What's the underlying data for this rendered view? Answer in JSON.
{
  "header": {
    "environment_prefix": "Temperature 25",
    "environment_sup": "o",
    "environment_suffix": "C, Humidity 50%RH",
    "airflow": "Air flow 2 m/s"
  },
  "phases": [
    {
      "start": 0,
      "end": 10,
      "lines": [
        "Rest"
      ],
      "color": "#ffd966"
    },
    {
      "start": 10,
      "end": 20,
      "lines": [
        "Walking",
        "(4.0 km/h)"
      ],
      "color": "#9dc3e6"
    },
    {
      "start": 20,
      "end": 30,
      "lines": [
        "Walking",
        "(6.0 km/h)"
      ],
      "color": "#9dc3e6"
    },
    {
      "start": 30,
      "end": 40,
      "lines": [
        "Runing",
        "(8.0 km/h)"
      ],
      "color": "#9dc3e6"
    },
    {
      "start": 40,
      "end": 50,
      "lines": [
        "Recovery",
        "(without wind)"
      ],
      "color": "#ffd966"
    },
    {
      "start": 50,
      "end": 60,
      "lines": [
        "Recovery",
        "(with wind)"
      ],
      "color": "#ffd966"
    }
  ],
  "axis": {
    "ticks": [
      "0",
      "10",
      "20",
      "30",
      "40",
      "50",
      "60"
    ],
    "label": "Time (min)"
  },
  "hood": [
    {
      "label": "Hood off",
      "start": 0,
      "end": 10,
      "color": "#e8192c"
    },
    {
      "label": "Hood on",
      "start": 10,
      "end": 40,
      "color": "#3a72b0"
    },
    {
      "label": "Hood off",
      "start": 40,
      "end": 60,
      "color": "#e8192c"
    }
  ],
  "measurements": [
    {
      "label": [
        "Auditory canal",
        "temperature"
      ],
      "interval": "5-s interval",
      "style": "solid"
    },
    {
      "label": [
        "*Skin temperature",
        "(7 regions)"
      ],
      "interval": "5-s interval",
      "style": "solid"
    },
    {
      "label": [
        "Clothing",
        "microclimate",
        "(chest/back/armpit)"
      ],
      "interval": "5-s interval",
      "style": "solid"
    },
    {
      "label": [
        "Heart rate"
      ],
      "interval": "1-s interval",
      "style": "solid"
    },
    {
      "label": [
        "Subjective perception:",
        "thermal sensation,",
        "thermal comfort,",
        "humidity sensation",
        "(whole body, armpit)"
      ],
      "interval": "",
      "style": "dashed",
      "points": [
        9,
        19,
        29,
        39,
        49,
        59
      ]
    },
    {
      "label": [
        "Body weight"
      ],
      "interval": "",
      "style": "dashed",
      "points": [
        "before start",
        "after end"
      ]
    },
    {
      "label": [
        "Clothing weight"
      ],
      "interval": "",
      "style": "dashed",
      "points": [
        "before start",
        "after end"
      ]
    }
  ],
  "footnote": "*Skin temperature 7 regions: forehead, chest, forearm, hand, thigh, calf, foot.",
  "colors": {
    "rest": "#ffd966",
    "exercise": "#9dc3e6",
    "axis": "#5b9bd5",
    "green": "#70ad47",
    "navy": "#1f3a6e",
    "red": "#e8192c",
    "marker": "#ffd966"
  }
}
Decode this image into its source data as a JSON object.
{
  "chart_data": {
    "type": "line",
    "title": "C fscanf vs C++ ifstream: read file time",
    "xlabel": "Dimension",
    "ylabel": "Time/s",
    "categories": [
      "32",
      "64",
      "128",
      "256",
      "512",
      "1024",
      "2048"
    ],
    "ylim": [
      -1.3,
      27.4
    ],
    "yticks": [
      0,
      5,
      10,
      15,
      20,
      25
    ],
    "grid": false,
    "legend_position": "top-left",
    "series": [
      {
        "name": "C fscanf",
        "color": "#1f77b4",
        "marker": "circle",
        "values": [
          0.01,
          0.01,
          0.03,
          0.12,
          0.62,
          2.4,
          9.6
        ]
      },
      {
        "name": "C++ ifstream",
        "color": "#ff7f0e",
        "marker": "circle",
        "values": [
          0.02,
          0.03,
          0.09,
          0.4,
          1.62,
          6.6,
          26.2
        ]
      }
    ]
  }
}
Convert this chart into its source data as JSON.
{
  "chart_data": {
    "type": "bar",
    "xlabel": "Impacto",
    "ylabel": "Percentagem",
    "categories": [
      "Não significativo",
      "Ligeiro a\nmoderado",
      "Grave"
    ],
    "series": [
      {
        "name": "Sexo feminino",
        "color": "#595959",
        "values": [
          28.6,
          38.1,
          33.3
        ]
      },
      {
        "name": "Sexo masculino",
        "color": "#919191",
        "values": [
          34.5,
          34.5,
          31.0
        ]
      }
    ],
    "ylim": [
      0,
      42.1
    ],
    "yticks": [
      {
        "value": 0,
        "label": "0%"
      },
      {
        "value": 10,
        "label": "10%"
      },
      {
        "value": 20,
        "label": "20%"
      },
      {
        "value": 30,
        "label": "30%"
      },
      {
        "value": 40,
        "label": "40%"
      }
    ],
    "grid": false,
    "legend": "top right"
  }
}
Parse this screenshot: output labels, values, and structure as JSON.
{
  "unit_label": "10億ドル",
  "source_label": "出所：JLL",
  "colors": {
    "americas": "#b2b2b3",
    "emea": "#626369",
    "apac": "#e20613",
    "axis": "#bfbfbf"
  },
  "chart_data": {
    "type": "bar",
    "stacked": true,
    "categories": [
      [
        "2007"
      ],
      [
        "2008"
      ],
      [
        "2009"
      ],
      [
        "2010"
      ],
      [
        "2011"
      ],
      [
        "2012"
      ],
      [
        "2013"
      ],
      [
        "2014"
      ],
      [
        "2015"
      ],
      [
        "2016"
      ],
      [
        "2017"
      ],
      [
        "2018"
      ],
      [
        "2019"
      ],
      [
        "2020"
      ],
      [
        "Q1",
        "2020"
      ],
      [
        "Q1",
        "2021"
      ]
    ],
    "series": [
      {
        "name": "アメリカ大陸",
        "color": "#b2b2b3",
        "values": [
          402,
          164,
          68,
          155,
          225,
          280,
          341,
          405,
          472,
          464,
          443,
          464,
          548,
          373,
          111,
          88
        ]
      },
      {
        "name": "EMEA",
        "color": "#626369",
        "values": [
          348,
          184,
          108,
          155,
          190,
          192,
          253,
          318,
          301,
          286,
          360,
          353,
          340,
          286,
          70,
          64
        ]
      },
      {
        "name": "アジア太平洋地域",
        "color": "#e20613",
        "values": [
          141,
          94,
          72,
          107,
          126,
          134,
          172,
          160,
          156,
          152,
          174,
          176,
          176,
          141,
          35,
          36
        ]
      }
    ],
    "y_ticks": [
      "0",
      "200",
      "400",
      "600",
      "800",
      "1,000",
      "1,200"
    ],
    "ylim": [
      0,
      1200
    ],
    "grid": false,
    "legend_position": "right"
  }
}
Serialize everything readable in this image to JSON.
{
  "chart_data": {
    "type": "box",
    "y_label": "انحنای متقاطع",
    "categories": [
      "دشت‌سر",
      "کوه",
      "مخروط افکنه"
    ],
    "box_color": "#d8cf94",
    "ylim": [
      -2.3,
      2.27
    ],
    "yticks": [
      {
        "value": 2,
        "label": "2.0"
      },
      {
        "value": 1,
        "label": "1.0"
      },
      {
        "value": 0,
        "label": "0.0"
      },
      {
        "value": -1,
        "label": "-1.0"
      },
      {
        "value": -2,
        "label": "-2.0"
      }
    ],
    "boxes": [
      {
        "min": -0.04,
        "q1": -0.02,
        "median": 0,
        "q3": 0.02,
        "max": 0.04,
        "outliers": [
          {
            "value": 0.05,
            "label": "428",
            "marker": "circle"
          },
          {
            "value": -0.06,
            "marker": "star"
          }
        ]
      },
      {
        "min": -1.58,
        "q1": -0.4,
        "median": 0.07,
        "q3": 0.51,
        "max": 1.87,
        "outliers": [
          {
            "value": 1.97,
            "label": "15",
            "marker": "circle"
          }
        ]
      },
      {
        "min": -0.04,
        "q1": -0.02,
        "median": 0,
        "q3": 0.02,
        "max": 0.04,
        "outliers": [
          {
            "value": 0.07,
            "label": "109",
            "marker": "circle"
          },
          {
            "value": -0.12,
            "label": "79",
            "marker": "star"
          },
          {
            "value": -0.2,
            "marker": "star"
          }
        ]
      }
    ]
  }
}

**Exercise objective**
Pull out all lines in the data above that include "Sexo".

**Response to the task**
        "name": "Sexo feminino",
        "name": "Sexo masculino",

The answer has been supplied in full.